##### Input

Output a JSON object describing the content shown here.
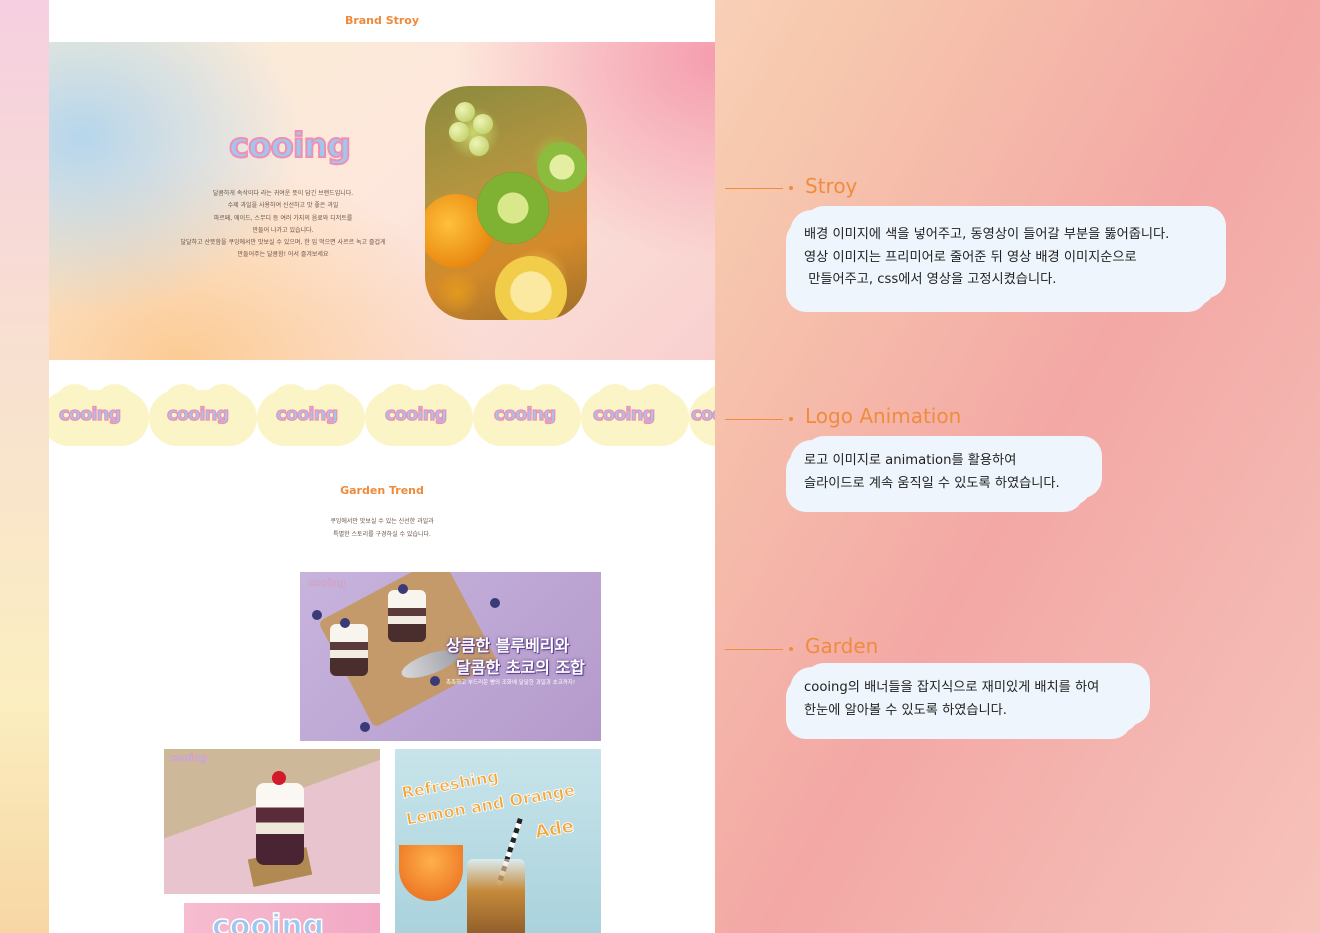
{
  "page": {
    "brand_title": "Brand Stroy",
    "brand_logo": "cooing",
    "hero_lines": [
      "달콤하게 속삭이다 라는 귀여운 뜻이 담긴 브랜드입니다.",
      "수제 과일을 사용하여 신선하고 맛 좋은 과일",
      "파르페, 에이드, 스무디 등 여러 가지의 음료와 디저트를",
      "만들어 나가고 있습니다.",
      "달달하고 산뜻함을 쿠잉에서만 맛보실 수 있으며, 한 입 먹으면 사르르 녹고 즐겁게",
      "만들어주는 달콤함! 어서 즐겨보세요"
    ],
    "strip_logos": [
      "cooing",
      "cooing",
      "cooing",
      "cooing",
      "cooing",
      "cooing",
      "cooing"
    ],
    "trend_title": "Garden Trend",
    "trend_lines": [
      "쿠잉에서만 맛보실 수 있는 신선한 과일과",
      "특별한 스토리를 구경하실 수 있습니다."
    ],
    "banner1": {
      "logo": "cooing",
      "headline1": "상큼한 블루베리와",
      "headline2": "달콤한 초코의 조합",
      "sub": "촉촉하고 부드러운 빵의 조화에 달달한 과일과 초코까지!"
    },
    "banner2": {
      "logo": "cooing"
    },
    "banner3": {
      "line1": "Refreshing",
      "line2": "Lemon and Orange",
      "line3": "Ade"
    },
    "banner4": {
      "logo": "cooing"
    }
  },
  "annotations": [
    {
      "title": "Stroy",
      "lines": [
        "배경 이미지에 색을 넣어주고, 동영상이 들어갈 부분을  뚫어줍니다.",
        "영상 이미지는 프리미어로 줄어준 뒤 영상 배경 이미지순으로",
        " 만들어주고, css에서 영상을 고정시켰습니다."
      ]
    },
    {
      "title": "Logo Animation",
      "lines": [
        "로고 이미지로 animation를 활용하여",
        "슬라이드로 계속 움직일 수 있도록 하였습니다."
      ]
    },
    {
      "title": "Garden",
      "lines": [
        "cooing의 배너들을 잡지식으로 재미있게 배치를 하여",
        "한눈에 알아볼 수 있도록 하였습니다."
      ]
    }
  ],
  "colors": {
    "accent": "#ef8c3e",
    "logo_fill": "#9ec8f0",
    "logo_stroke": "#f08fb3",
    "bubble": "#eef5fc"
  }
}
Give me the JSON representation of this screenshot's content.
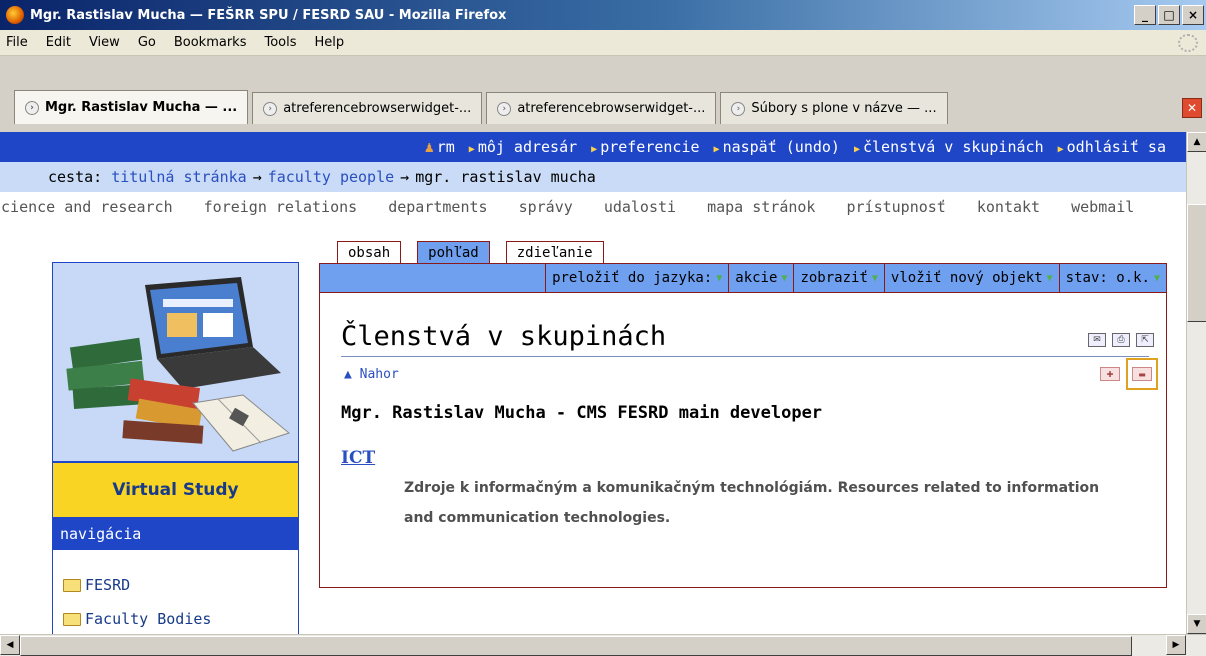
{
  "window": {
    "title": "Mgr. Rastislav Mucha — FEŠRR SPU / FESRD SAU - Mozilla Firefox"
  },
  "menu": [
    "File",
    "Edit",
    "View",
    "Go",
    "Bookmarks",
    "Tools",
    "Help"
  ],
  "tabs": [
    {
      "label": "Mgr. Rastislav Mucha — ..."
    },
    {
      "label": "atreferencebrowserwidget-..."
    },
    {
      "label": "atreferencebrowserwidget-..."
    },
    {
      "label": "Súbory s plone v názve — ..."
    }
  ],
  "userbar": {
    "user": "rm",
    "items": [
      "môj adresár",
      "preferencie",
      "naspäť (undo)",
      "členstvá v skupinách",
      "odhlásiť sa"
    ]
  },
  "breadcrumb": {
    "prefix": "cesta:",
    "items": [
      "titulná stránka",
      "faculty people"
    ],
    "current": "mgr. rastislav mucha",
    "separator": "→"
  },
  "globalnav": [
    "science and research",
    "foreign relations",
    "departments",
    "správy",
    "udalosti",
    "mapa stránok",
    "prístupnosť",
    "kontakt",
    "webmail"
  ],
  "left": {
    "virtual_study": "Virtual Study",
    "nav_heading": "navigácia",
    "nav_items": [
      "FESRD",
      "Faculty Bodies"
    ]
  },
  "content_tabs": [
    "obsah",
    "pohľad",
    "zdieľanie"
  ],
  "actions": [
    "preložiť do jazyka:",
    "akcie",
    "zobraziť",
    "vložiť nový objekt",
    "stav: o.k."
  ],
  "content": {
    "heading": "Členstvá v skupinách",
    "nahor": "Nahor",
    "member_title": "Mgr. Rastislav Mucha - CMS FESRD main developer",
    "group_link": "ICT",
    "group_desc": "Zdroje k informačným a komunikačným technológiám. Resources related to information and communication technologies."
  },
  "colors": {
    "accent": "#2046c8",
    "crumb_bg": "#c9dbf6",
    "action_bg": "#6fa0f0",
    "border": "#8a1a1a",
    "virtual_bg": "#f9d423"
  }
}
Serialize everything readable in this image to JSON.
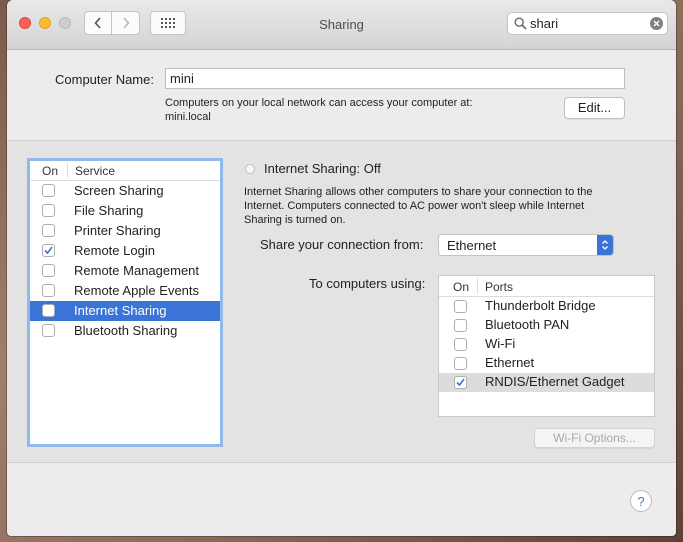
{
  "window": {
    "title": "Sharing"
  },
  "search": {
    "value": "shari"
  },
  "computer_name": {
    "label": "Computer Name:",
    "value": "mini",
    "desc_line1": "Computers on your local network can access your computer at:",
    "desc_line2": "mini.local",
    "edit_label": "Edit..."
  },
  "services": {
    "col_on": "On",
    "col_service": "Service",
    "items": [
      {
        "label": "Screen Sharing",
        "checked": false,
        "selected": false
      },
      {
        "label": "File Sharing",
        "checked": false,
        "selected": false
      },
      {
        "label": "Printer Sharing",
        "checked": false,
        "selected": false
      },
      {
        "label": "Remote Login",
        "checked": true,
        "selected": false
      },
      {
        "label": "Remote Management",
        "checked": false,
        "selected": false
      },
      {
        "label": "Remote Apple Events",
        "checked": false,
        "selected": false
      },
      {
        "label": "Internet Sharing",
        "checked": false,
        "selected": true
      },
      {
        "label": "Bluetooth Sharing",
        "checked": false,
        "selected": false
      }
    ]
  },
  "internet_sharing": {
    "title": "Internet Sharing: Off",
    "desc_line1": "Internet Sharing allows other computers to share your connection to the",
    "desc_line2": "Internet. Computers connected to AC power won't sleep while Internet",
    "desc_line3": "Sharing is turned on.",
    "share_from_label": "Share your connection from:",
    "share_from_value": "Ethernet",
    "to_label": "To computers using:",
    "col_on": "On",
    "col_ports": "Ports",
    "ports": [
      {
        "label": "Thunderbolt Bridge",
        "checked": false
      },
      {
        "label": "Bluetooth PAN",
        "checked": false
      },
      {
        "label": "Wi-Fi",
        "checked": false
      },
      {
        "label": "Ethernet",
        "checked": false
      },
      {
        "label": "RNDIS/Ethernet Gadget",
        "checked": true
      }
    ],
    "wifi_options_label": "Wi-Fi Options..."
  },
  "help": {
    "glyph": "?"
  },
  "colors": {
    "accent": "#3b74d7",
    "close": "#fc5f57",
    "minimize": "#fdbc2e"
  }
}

##########
##### Input

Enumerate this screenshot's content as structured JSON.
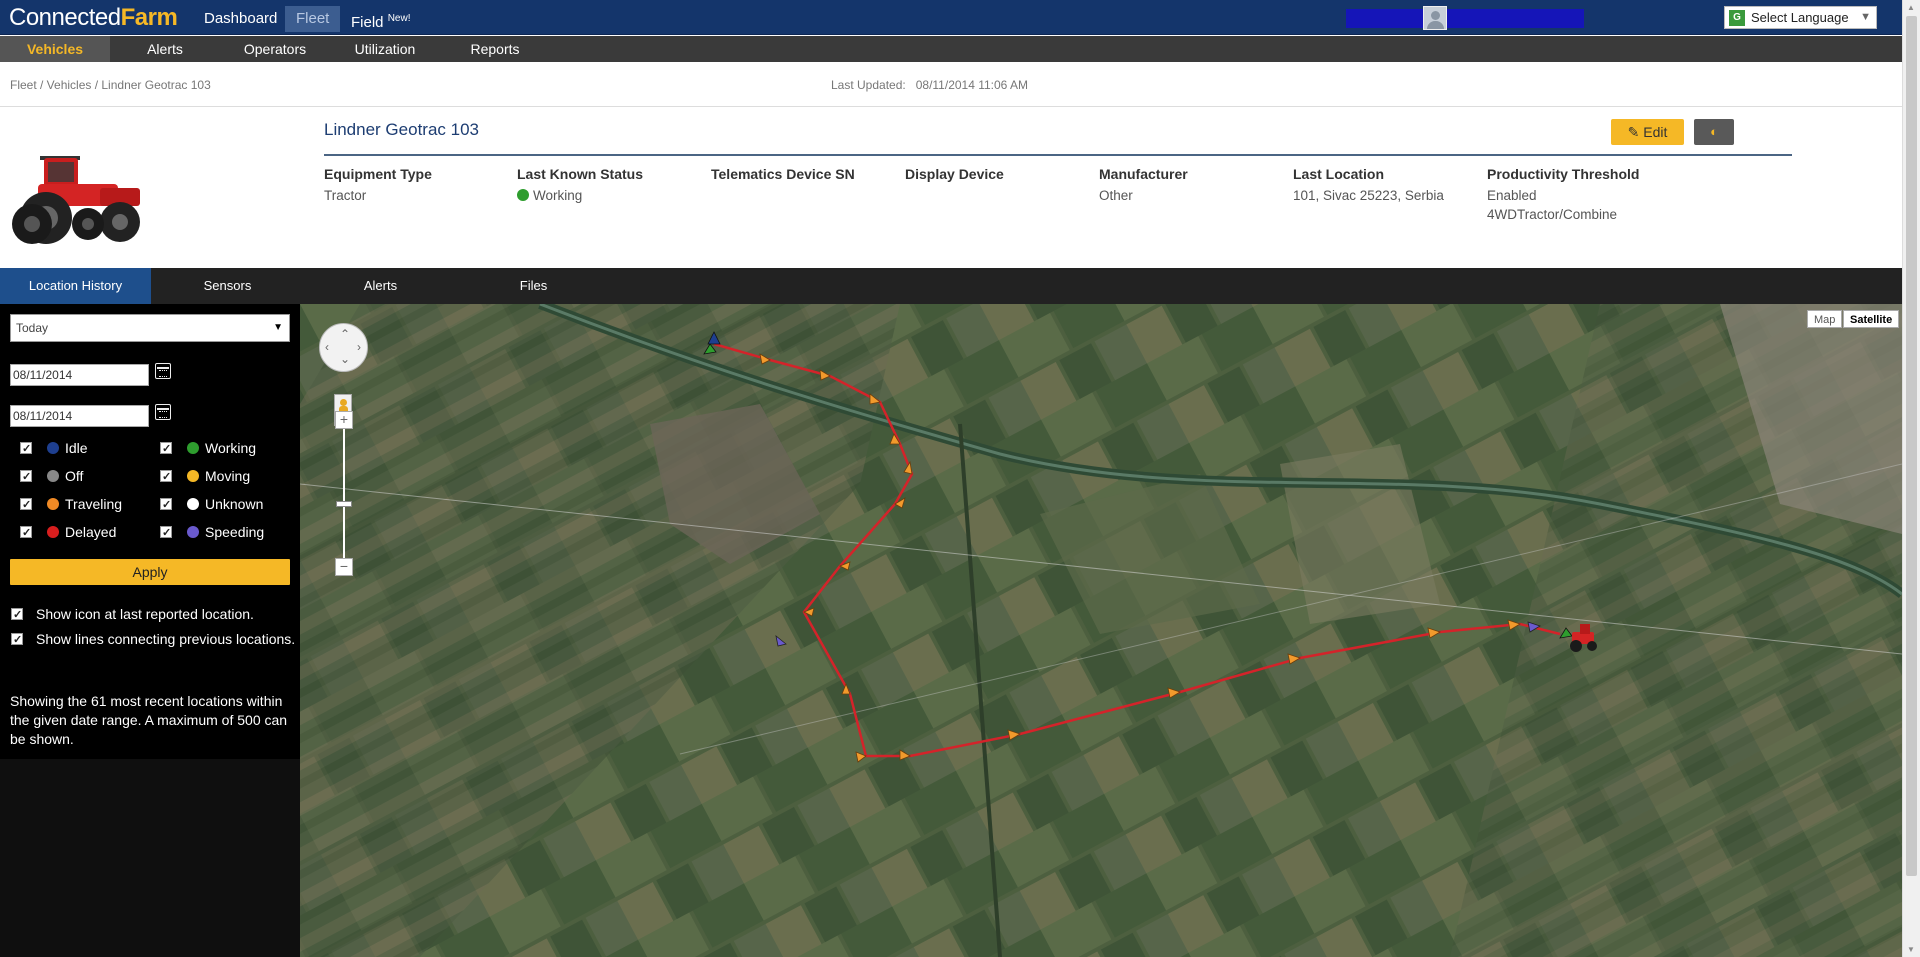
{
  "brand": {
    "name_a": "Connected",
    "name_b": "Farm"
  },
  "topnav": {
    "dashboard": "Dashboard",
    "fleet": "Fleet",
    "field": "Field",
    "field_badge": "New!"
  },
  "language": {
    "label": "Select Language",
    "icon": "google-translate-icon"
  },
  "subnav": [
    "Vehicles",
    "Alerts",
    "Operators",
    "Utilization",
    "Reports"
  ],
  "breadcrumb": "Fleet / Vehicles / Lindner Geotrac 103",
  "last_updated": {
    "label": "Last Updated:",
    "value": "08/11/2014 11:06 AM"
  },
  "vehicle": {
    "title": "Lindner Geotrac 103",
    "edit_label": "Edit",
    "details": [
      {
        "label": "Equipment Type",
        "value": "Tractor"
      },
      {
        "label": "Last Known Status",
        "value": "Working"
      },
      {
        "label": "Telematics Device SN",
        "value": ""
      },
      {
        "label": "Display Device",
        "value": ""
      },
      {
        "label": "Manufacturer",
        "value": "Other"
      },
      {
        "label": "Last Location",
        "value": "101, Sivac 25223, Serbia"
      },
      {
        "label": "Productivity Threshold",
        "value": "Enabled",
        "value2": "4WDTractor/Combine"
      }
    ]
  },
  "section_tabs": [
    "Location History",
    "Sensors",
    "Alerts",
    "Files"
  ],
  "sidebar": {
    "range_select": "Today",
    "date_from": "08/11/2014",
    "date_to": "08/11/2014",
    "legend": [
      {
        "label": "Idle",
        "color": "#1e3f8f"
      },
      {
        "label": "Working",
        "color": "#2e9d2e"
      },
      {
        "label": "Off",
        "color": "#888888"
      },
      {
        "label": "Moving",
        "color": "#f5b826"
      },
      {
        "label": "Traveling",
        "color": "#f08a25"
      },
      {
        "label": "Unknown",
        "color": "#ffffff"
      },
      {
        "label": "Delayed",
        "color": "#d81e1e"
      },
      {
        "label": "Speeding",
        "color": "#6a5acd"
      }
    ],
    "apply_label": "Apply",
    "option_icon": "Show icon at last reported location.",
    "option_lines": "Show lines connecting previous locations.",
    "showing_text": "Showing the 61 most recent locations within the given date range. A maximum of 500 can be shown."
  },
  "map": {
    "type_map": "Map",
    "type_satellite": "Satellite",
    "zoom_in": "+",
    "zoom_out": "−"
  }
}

##########

What the task requires: Identify the lines in the entries above that contain "true", then copy them out.

Output for this exercise:
        "checked": true,
        "selected": true
        "checked": true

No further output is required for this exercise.